### [What is expected]
Search the material below for the string "this" and list each line that holds it.

### [Dataset entries]

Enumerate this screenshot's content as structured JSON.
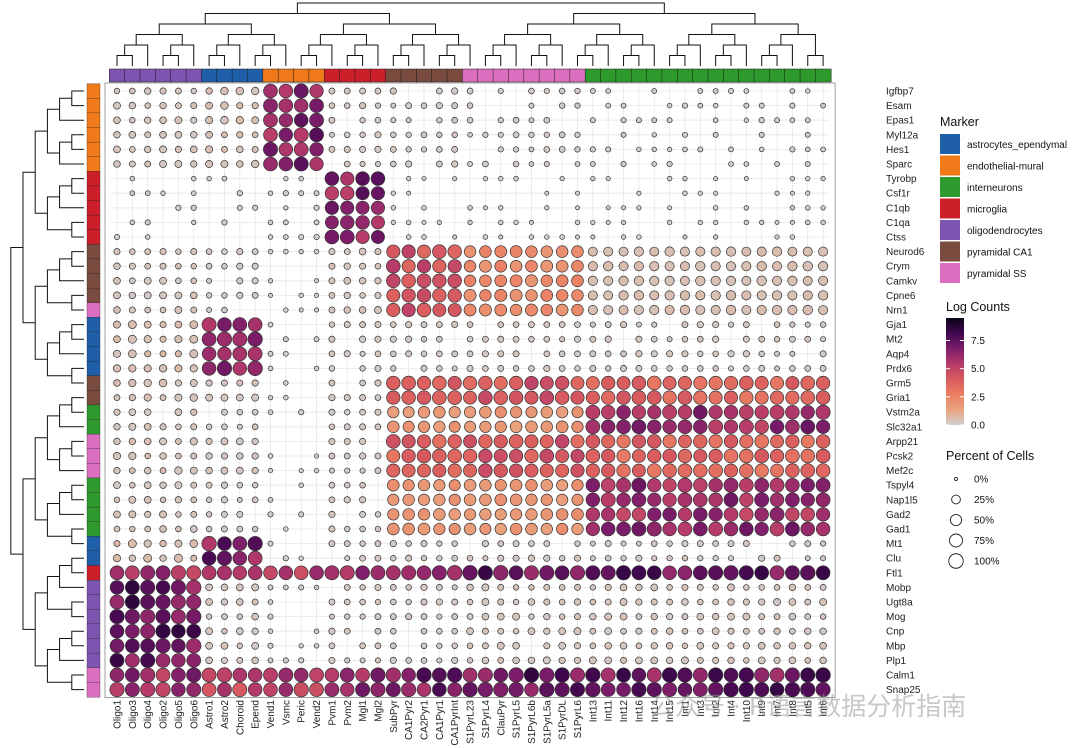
{
  "chart_data": {
    "type": "dotplot",
    "title": "",
    "columns": [
      "Oligo1",
      "Oligo3",
      "Oligo4",
      "Oligo2",
      "Oligo5",
      "Oligo6",
      "Astro1",
      "Astro2",
      "Choroid",
      "Epend",
      "Vend1",
      "Vsmc",
      "Peric",
      "Vend2",
      "Pvm1",
      "Pvm2",
      "Mgl1",
      "Mgl2",
      "SubPyr",
      "CA1Pyr2",
      "CA2Pyr1",
      "CA1Pyr1",
      "CA1PyrInt",
      "S1PyrL23",
      "S1PyrL4",
      "ClauPyr",
      "S1PyrL5",
      "S1PyrL6b",
      "S1PyrL5a",
      "S1PyrDL",
      "S1PyrL6",
      "Int13",
      "Int11",
      "Int12",
      "Int16",
      "Int14",
      "Int15",
      "Int1",
      "Int3",
      "Int2",
      "Int4",
      "Int10",
      "Int9",
      "Int7",
      "Int8",
      "Int5",
      "Int6"
    ],
    "column_groups": [
      "oligodendrocytes",
      "oligodendrocytes",
      "oligodendrocytes",
      "oligodendrocytes",
      "oligodendrocytes",
      "oligodendrocytes",
      "astrocytes_ependymal",
      "astrocytes_ependymal",
      "astrocytes_ependymal",
      "astrocytes_ependymal",
      "endothelial-mural",
      "endothelial-mural",
      "endothelial-mural",
      "endothelial-mural",
      "microglia",
      "microglia",
      "microglia",
      "microglia",
      "pyramidal CA1",
      "pyramidal CA1",
      "pyramidal CA1",
      "pyramidal CA1",
      "pyramidal CA1",
      "pyramidal SS",
      "pyramidal SS",
      "pyramidal SS",
      "pyramidal SS",
      "pyramidal SS",
      "pyramidal SS",
      "pyramidal SS",
      "pyramidal SS",
      "interneurons",
      "interneurons",
      "interneurons",
      "interneurons",
      "interneurons",
      "interneurons",
      "interneurons",
      "interneurons",
      "interneurons",
      "interneurons",
      "interneurons",
      "interneurons",
      "interneurons",
      "interneurons",
      "interneurons",
      "interneurons"
    ],
    "genes": [
      "Igfbp7",
      "Esam",
      "Epas1",
      "Myl12a",
      "Hes1",
      "Sparc",
      "Tyrobp",
      "Csf1r",
      "C1qb",
      "C1qa",
      "Ctss",
      "Neurod6",
      "Crym",
      "Camkv",
      "Cpne6",
      "Nrn1",
      "Gja1",
      "Mt2",
      "Aqp4",
      "Prdx6",
      "Grm5",
      "Gria1",
      "Vstm2a",
      "Slc32a1",
      "Arpp21",
      "Pcsk2",
      "Mef2c",
      "Tspyl4",
      "Nap1l5",
      "Gad2",
      "Gad1",
      "Mt1",
      "Clu",
      "Ftl1",
      "Mobp",
      "Ugt8a",
      "Mog",
      "Cnp",
      "Mbp",
      "Plp1",
      "Calm1",
      "Snap25"
    ],
    "gene_groups": [
      "endothelial-mural",
      "endothelial-mural",
      "endothelial-mural",
      "endothelial-mural",
      "endothelial-mural",
      "endothelial-mural",
      "microglia",
      "microglia",
      "microglia",
      "microglia",
      "microglia",
      "pyramidal CA1",
      "pyramidal CA1",
      "pyramidal CA1",
      "pyramidal CA1",
      "pyramidal SS",
      "astrocytes_ependymal",
      "astrocytes_ependymal",
      "astrocytes_ependymal",
      "astrocytes_ependymal",
      "pyramidal CA1",
      "pyramidal CA1",
      "interneurons",
      "interneurons",
      "pyramidal SS",
      "pyramidal SS",
      "pyramidal SS",
      "interneurons",
      "interneurons",
      "interneurons",
      "interneurons",
      "astrocytes_ependymal",
      "astrocytes_ependymal",
      "microglia",
      "oligodendrocytes",
      "oligodendrocytes",
      "oligodendrocytes",
      "oligodendrocytes",
      "oligodendrocytes",
      "oligodendrocytes",
      "pyramidal SS",
      "pyramidal SS"
    ],
    "profiles": {
      "endo": {
        "base": [
          0.3,
          0.2,
          0.4,
          0.5,
          0.2,
          0.5,
          0.2,
          0.2,
          0.2,
          0.2,
          0.15,
          0.2,
          0.1,
          0.1
        ],
        "hi": {
          "endothelial-mural": [
            6.5,
            90
          ]
        }
      },
      "micro": {
        "base": [
          0.1,
          0.1,
          0.1,
          0.1,
          0.1,
          0.1,
          0.1,
          0.1,
          0.05,
          0.05,
          0.05,
          0.05,
          0.05,
          0.05
        ],
        "hi": {
          "microglia": [
            6.5,
            85
          ]
        }
      },
      "ca1": {
        "base": [
          0.3,
          0.2,
          0.2,
          0.3,
          0.05,
          0.2,
          0.3,
          0.3,
          0.3,
          0.3,
          0.5,
          0.3,
          0.3,
          0.4
        ],
        "hi": {
          "pyramidal CA1": [
            4.5,
            85
          ],
          "pyramidal SS": [
            2.2,
            60
          ],
          "interneurons": [
            0.5,
            30
          ]
        }
      },
      "astro": {
        "base": [
          0.5,
          0.3,
          0.3,
          0.5,
          0.1,
          0.2,
          0.2,
          0.2,
          0.2,
          0.2,
          0.2,
          0.2,
          0.2,
          0.3
        ],
        "hi": {
          "astrocytes_ependymal": [
            6.8,
            95
          ]
        }
      },
      "neuronal": {
        "base": [
          0.4,
          0.3,
          0.3,
          0.5,
          0.05,
          0.2,
          0.2,
          0.2,
          0.2,
          0.2,
          0.3,
          0.3,
          0.3,
          0.4
        ],
        "hi": {
          "pyramidal CA1": [
            3.8,
            85
          ],
          "pyramidal SS": [
            4.2,
            85
          ],
          "interneurons": [
            3.6,
            85
          ]
        }
      },
      "inter": {
        "base": [
          0.3,
          0.2,
          0.2,
          0.3,
          0.1,
          0.2,
          0.2,
          0.2,
          0.2,
          0.2,
          0.2,
          0.2,
          0.2,
          0.3
        ],
        "hi": {
          "interneurons": [
            6.0,
            90
          ],
          "pyramidal SS": [
            1.8,
            55
          ],
          "pyramidal CA1": [
            1.8,
            55
          ]
        }
      },
      "oligo": {
        "base": [
          0.6,
          0.3,
          0.3,
          0.5,
          0.1,
          0.2,
          0.2,
          0.2,
          0.2,
          0.2,
          0.3,
          0.3,
          0.3,
          0.3
        ],
        "hi": {
          "oligodendrocytes": [
            7.2,
            95
          ]
        }
      },
      "house": {
        "base": [
          3.5,
          2.5,
          2.5,
          3.5,
          3.0,
          2.5,
          4.0,
          3.0,
          3.0,
          3.0,
          5.5,
          5.8,
          5.8,
          6.0
        ],
        "hi": {
          "oligodendrocytes": [
            6.0,
            95
          ],
          "astrocytes_ependymal": [
            5.0,
            95
          ],
          "endothelial-mural": [
            5.5,
            95
          ],
          "microglia": [
            6.0,
            95
          ],
          "pyramidal CA1": [
            7.0,
            97
          ],
          "pyramidal SS": [
            7.2,
            97
          ],
          "interneurons": [
            7.0,
            97
          ]
        }
      }
    },
    "gene_profiles": [
      "endo",
      "endo",
      "endo",
      "endo",
      "endo",
      "endo",
      "micro",
      "micro",
      "micro",
      "micro",
      "micro",
      "ca1",
      "ca1",
      "ca1",
      "ca1",
      "ca1",
      "astro",
      "astro",
      "astro",
      "astro",
      "neuronal",
      "neuronal",
      "inter",
      "inter",
      "neuronal",
      "neuronal",
      "neuronal",
      "inter",
      "inter",
      "inter",
      "inter",
      "astro",
      "astro",
      "house",
      "oligo",
      "oligo",
      "oligo",
      "oligo",
      "oligo",
      "oligo",
      "house",
      "house"
    ],
    "legend_marker_title": "Marker",
    "legend_marker": [
      {
        "label": "astrocytes_ependymal",
        "color": "#1f5fa8"
      },
      {
        "label": "endothelial-mural",
        "color": "#f07a1a"
      },
      {
        "label": "interneurons",
        "color": "#2e9a2e"
      },
      {
        "label": "microglia",
        "color": "#cc1f2a"
      },
      {
        "label": "oligodendrocytes",
        "color": "#7d55b0"
      },
      {
        "label": "pyramidal CA1",
        "color": "#7a4b3f"
      },
      {
        "label": "pyramidal SS",
        "color": "#dc6ec0"
      }
    ],
    "legend_color_title": "Log Counts",
    "color_range": [
      0,
      9.5
    ],
    "color_ticks": [
      "7.5",
      "5.0",
      "2.5",
      "0.0"
    ],
    "color_tick_values": [
      7.5,
      5.0,
      2.5,
      0.0
    ],
    "legend_size_title": "Percent of Cells",
    "size_ticks": [
      "0%",
      "25%",
      "50%",
      "75%",
      "100%"
    ],
    "size_tick_values": [
      0,
      25,
      50,
      75,
      100
    ]
  },
  "watermark": "公众号 · R语言数据分析指南",
  "colors": {
    "colormap": [
      "#cfcfcf",
      "#e9a37e",
      "#ea7e63",
      "#d95c5f",
      "#b53a6a",
      "#7d1d6a",
      "#40074f",
      "#0b0418"
    ]
  }
}
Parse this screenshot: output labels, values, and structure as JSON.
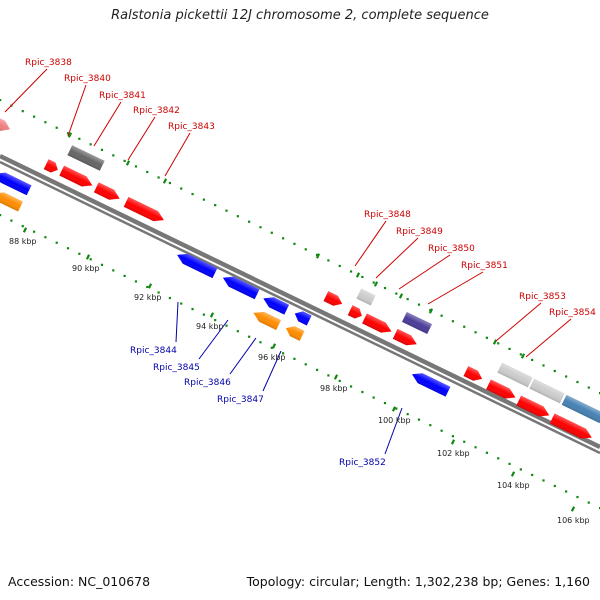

### [Worked solution]
Enumerate this screenshot's content as structured JSON.
Parse this screenshot: output labels, values, and structure as JSON.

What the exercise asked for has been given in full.